[Dataset records]
·····
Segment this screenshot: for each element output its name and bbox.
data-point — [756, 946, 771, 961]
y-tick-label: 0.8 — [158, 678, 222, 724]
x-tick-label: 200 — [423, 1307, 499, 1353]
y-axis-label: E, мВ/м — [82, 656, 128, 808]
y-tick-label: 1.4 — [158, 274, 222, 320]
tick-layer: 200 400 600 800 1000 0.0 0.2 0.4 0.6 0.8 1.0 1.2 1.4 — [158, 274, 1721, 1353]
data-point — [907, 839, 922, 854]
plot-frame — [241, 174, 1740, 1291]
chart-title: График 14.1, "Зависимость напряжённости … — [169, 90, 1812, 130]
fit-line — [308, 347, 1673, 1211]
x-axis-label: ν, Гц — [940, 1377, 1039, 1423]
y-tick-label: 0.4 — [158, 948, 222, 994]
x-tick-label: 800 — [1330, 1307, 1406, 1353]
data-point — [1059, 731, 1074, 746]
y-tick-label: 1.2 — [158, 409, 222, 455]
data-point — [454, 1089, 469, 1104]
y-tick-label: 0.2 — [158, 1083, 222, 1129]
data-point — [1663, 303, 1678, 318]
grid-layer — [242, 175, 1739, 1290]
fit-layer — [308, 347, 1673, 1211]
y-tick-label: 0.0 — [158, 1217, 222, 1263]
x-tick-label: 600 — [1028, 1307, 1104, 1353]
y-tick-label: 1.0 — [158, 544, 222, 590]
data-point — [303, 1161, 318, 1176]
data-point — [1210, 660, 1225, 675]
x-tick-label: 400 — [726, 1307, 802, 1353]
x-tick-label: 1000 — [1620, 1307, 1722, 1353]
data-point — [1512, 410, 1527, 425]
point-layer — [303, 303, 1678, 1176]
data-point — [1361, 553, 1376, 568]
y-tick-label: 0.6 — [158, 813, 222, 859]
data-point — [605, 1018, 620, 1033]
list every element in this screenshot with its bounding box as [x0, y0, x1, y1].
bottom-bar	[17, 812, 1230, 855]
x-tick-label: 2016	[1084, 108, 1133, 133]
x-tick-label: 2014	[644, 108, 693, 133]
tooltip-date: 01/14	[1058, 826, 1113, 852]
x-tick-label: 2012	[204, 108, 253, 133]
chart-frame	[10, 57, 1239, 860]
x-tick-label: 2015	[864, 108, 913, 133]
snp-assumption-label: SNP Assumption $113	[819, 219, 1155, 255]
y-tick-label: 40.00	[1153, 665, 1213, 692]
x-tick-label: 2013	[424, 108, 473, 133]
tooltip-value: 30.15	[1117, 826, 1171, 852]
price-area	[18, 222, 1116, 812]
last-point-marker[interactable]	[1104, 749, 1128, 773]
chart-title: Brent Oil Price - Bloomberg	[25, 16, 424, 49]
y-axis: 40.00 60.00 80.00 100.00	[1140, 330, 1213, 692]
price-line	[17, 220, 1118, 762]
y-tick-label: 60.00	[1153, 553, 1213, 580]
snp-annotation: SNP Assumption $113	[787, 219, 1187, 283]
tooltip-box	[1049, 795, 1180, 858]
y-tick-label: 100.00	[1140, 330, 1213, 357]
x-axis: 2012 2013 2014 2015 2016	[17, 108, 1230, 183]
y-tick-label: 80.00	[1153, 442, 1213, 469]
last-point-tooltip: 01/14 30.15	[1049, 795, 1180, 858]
·····
Problem details: Rewrite all of the lines above, swapping every "y-tick-label" for "y-axis-tick" and leaving everything else unchanged.

Response to the exercise:
Segment this screenshot: for each element output its name and bbox.
data-point — [756, 946, 771, 961]
y-axis-tick: 0.8 — [158, 678, 222, 724]
x-tick-label: 200 — [423, 1307, 499, 1353]
y-axis-label: E, мВ/м — [82, 656, 128, 808]
y-axis-tick: 1.4 — [158, 274, 222, 320]
tick-layer: 200 400 600 800 1000 0.0 0.2 0.4 0.6 0.8 1.0 1.2 1.4 — [158, 274, 1721, 1353]
data-point — [907, 839, 922, 854]
plot-frame — [241, 174, 1740, 1291]
chart-title: График 14.1, "Зависимость напряжённости … — [169, 90, 1812, 130]
fit-line — [308, 347, 1673, 1211]
x-axis-label: ν, Гц — [940, 1377, 1039, 1423]
y-axis-tick: 0.4 — [158, 948, 222, 994]
x-tick-label: 800 — [1330, 1307, 1406, 1353]
data-point — [1059, 731, 1074, 746]
y-axis-tick: 1.2 — [158, 409, 222, 455]
data-point — [454, 1089, 469, 1104]
y-axis-tick: 0.2 — [158, 1083, 222, 1129]
data-point — [1663, 303, 1678, 318]
grid-layer — [242, 175, 1739, 1290]
fit-layer — [308, 347, 1673, 1211]
y-axis-tick: 0.0 — [158, 1217, 222, 1263]
x-tick-label: 600 — [1028, 1307, 1104, 1353]
y-axis-tick: 1.0 — [158, 544, 222, 590]
data-point — [303, 1161, 318, 1176]
data-point — [1210, 660, 1225, 675]
x-tick-label: 400 — [726, 1307, 802, 1353]
x-tick-label: 1000 — [1620, 1307, 1722, 1353]
data-point — [1512, 410, 1527, 425]
point-layer — [303, 303, 1678, 1176]
data-point — [1361, 553, 1376, 568]
y-axis-tick: 0.6 — [158, 813, 222, 859]
data-point — [605, 1018, 620, 1033]
list every element in this screenshot with its bounding box as [x0, y0, x1, y1].
bottom-bar	[17, 812, 1230, 855]
x-tick-label: 2016	[1084, 108, 1133, 133]
x-tick-label: 2014	[644, 108, 693, 133]
tooltip-date: 01/14	[1058, 826, 1113, 852]
x-tick-label: 2012	[204, 108, 253, 133]
chart-frame	[10, 57, 1239, 860]
x-tick-label: 2015	[864, 108, 913, 133]
snp-assumption-label: SNP Assumption $113	[819, 219, 1155, 255]
y-axis-tick: 40.00	[1153, 665, 1213, 692]
x-tick-label: 2013	[424, 108, 473, 133]
tooltip-value: 30.15	[1117, 826, 1171, 852]
price-area	[18, 222, 1116, 812]
last-point-marker[interactable]	[1104, 749, 1128, 773]
chart-title: Brent Oil Price - Bloomberg	[25, 16, 424, 49]
y-axis: 40.00 60.00 80.00 100.00	[1140, 330, 1213, 692]
price-line	[17, 220, 1118, 762]
y-axis-tick: 60.00	[1153, 553, 1213, 580]
snp-annotation: SNP Assumption $113	[787, 219, 1187, 283]
tooltip-box	[1049, 795, 1180, 858]
y-axis-tick: 100.00	[1140, 330, 1213, 357]
x-axis: 2012 2013 2014 2015 2016	[17, 108, 1230, 183]
y-axis-tick: 80.00	[1153, 442, 1213, 469]
last-point-tooltip: 01/14 30.15	[1049, 795, 1180, 858]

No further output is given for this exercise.